## INSTRUCTIONS FOR THE TASK:
Within the listing below, locate all lines containing the word "this". Copy each one.

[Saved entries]
[BEGIN]
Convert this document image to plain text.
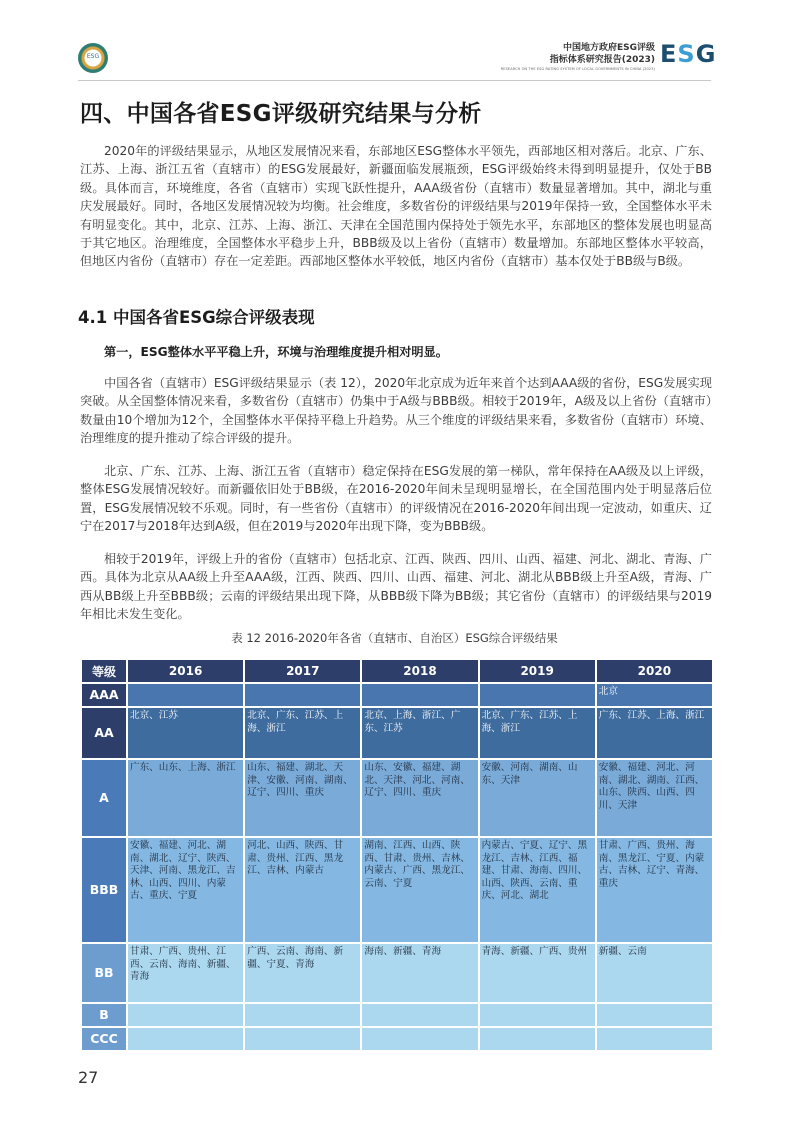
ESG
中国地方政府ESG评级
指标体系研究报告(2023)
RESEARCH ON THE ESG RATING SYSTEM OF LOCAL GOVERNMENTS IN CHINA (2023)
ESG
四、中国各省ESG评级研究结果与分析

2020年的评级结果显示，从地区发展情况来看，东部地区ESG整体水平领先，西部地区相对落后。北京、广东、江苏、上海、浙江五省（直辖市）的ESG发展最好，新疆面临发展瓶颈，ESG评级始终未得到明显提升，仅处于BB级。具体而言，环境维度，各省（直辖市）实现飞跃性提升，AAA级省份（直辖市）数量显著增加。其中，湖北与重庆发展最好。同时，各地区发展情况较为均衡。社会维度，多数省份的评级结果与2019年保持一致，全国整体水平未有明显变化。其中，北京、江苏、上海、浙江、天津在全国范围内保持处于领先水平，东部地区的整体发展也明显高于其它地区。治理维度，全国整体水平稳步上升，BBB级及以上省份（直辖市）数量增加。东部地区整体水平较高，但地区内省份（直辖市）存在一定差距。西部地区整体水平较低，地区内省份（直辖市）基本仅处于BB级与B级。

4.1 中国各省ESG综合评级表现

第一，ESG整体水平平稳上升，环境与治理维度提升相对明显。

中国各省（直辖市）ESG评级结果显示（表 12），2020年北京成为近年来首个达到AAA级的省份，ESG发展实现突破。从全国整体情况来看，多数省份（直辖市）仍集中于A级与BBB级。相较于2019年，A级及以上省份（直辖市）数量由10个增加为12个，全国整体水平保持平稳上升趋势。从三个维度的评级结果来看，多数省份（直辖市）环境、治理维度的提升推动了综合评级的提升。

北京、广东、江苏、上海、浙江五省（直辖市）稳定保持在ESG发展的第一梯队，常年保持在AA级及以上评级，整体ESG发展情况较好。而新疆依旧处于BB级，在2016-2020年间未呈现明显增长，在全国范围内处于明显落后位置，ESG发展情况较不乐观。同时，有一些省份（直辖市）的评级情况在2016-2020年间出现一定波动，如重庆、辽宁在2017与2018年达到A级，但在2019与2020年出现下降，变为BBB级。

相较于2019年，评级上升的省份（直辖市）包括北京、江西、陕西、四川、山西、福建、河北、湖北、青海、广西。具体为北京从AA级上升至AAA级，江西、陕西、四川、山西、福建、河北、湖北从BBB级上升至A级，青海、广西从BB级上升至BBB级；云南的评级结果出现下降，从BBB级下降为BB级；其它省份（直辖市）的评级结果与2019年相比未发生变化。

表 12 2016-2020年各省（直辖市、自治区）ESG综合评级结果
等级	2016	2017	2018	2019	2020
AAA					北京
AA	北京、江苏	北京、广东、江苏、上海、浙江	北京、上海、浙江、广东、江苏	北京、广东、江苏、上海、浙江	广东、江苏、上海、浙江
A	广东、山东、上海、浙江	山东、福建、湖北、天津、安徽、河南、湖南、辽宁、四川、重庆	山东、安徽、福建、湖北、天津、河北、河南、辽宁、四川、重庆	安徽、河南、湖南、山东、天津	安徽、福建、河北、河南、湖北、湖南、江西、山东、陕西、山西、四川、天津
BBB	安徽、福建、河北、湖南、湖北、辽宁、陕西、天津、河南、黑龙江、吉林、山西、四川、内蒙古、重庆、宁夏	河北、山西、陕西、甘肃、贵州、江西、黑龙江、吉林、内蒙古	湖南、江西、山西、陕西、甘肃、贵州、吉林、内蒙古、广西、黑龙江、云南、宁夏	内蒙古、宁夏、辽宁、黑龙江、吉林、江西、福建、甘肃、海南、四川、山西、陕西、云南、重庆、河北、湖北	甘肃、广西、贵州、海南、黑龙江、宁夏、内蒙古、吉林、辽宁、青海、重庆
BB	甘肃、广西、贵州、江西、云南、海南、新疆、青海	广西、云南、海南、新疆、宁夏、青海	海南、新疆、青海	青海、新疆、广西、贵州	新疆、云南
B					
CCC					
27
[END]
[BEGIN]
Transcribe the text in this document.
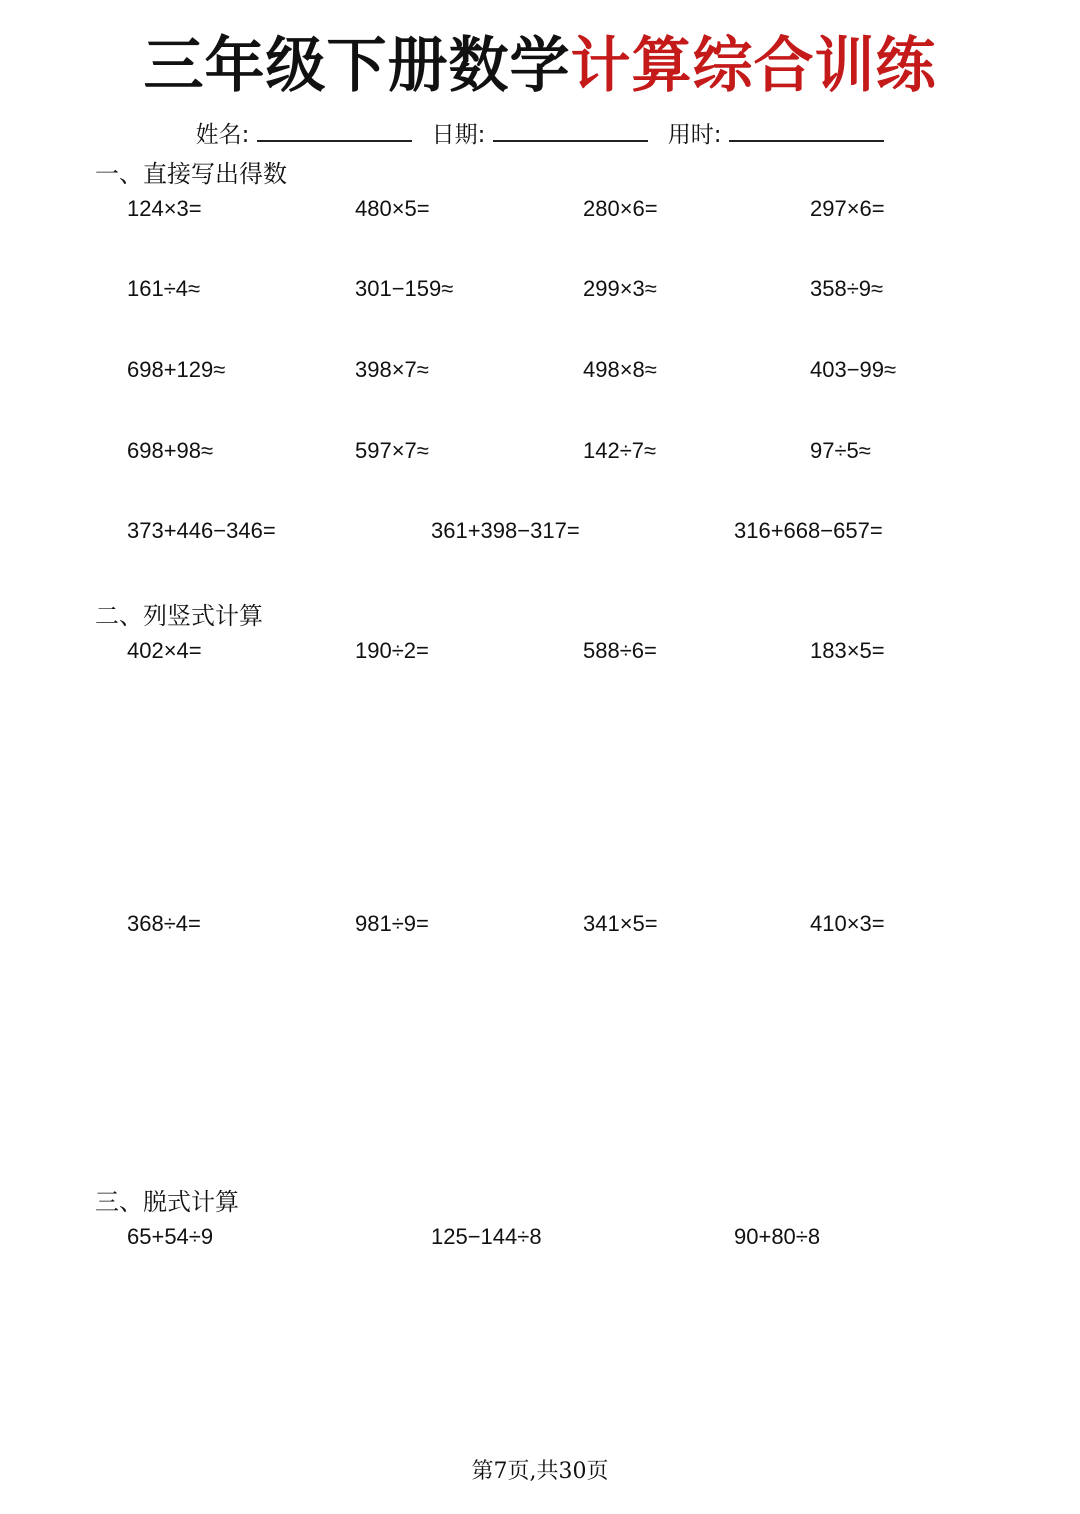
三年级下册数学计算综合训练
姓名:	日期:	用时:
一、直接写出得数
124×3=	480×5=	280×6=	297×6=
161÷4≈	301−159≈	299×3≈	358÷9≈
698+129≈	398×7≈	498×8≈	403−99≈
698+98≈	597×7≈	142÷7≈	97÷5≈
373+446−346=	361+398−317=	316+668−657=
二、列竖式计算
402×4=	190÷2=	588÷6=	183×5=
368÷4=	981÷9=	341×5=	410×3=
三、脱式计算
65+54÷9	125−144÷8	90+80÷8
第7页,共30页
[END]
## COMPLETED TASK:
Convert this document image to plain text.
Transcribe the text in this document.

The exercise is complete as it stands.